----- TASK DATA

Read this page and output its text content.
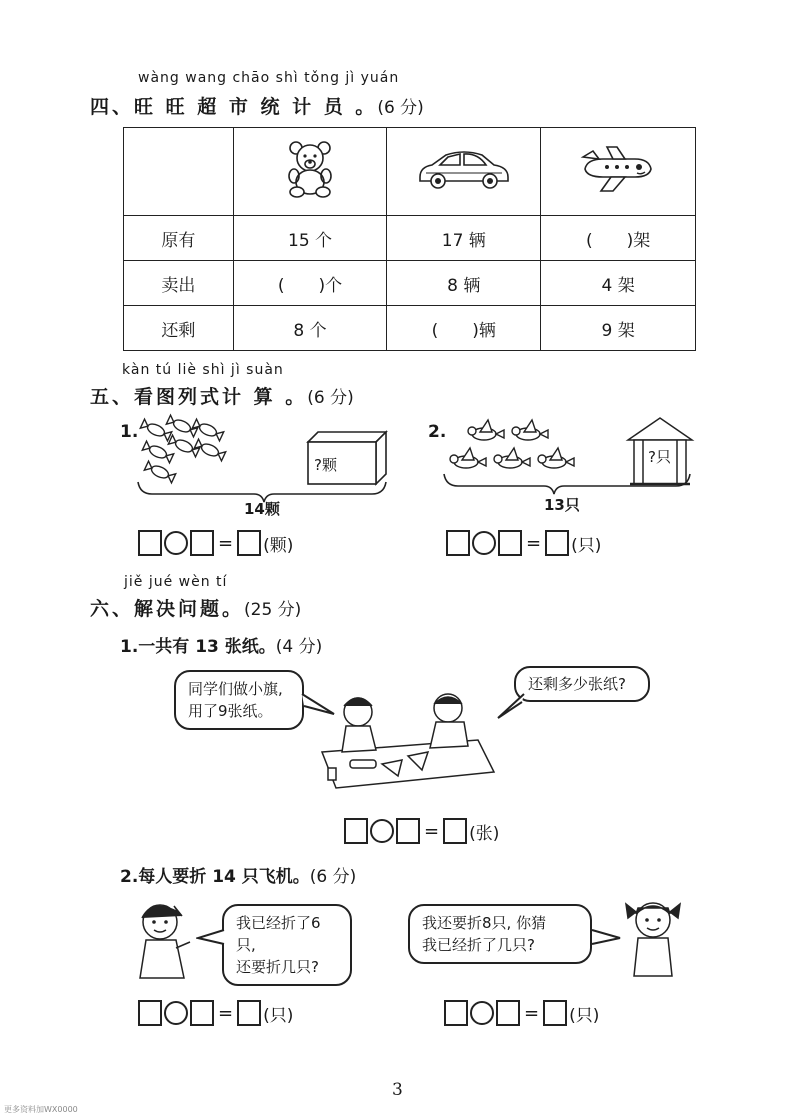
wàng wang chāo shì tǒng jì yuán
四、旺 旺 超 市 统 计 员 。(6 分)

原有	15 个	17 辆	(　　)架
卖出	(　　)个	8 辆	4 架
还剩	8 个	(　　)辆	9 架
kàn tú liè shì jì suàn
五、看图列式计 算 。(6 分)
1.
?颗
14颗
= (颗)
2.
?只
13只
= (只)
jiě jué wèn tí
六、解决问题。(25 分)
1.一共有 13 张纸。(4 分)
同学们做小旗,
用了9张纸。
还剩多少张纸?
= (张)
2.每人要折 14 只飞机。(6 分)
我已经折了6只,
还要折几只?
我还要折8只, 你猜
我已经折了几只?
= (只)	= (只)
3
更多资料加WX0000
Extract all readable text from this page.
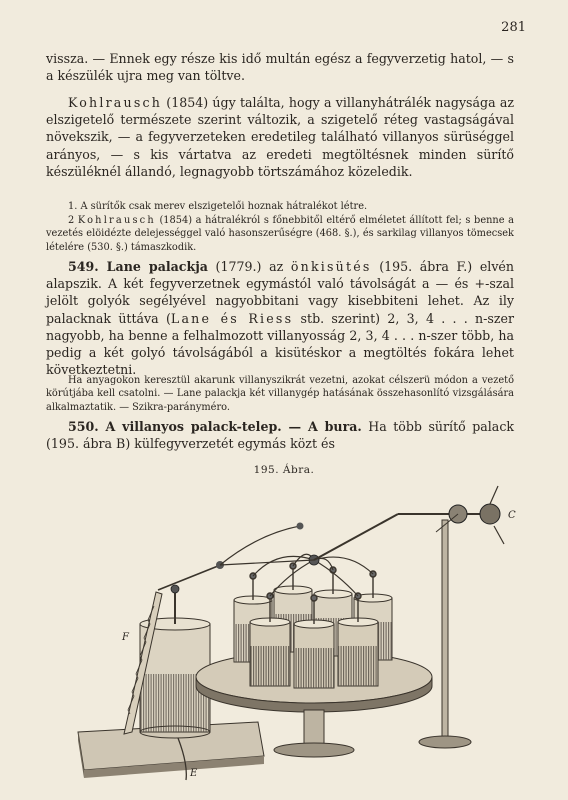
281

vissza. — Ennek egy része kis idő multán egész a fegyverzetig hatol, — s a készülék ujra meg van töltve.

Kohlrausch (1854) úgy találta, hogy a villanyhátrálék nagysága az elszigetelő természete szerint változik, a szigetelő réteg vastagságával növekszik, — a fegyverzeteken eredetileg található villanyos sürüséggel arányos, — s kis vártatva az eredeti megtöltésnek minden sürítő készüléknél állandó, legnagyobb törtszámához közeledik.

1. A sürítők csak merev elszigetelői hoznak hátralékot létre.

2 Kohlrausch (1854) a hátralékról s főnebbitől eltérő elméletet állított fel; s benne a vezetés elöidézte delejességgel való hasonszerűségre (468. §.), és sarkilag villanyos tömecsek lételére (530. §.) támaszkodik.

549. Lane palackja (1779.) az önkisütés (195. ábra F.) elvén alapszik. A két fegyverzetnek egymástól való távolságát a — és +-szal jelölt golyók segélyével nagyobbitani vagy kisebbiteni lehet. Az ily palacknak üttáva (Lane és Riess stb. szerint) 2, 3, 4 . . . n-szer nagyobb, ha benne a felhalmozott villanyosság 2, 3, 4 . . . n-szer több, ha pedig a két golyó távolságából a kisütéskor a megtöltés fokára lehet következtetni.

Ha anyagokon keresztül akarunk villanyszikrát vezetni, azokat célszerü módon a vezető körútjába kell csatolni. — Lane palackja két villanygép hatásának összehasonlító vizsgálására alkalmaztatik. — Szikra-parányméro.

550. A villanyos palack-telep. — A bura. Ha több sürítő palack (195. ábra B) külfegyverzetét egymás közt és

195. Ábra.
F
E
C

----------
----- TASK DATA

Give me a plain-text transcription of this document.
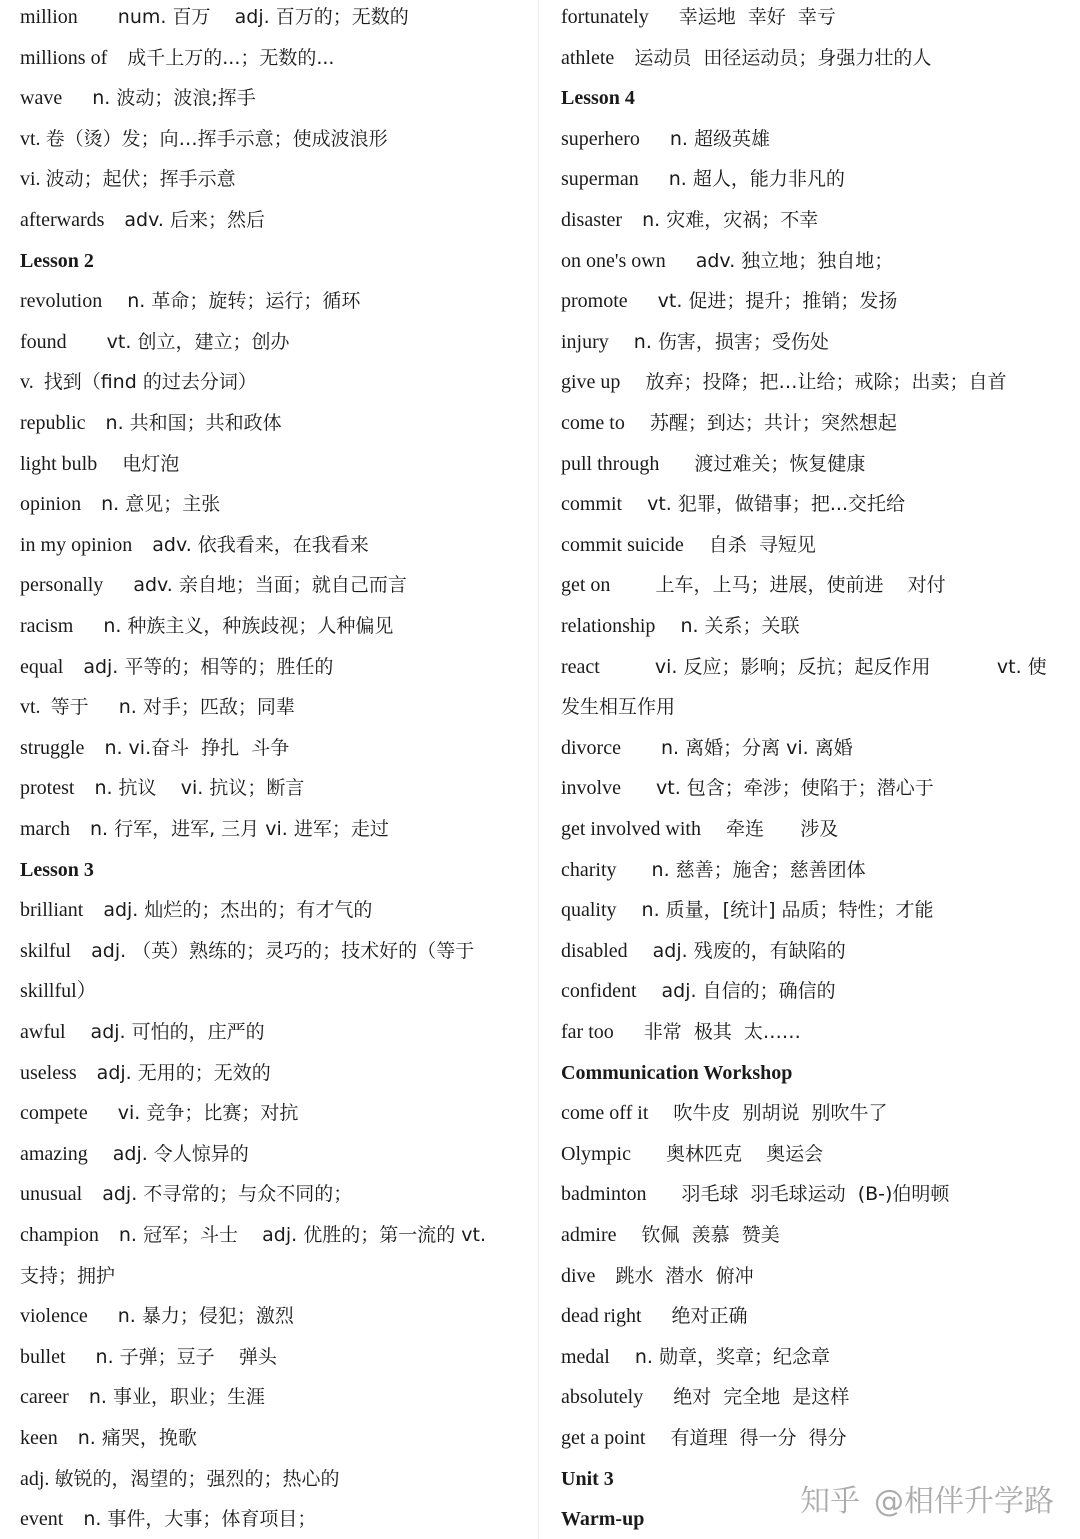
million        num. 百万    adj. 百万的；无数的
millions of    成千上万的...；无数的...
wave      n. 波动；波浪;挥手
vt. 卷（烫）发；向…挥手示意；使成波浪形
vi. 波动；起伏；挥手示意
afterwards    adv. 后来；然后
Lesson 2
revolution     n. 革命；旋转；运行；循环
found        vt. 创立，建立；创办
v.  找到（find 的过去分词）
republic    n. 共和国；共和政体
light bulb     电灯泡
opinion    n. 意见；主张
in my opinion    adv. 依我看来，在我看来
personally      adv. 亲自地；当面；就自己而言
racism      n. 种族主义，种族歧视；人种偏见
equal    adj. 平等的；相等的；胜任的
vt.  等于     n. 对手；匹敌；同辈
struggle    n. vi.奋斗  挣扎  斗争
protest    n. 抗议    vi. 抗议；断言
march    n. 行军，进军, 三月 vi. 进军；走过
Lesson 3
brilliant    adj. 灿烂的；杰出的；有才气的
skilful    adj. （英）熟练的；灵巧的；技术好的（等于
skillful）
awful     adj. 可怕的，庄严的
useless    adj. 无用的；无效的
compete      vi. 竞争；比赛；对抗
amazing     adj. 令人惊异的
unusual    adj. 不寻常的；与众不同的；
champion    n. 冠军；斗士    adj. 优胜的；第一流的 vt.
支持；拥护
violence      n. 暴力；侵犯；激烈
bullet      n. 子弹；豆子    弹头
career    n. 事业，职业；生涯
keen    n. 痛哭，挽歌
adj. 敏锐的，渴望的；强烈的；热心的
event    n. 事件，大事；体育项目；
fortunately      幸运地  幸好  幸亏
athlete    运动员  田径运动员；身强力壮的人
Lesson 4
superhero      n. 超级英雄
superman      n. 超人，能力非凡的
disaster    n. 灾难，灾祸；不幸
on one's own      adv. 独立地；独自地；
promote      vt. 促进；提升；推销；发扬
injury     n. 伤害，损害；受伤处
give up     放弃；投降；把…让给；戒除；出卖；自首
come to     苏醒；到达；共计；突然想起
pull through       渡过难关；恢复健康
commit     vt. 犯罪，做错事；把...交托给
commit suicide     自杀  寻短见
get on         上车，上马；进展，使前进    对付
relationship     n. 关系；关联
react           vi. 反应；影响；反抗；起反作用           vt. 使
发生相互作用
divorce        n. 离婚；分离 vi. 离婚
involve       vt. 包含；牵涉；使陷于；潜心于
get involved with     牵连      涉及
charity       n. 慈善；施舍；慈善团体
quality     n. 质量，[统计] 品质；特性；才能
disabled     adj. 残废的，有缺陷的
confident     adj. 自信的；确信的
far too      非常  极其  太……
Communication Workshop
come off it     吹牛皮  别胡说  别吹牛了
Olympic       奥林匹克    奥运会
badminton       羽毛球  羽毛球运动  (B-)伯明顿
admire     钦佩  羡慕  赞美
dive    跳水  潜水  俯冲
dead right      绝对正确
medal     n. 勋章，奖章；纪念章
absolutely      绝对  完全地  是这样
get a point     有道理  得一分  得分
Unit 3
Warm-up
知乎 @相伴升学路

----------

WHAT TO DO
Using the listing above, show each line holding the string "text".

FINISHED EXERCISE
Read this page and output its text content.
Extract all readable text from this page.
Give me a plain-text transcription of this document.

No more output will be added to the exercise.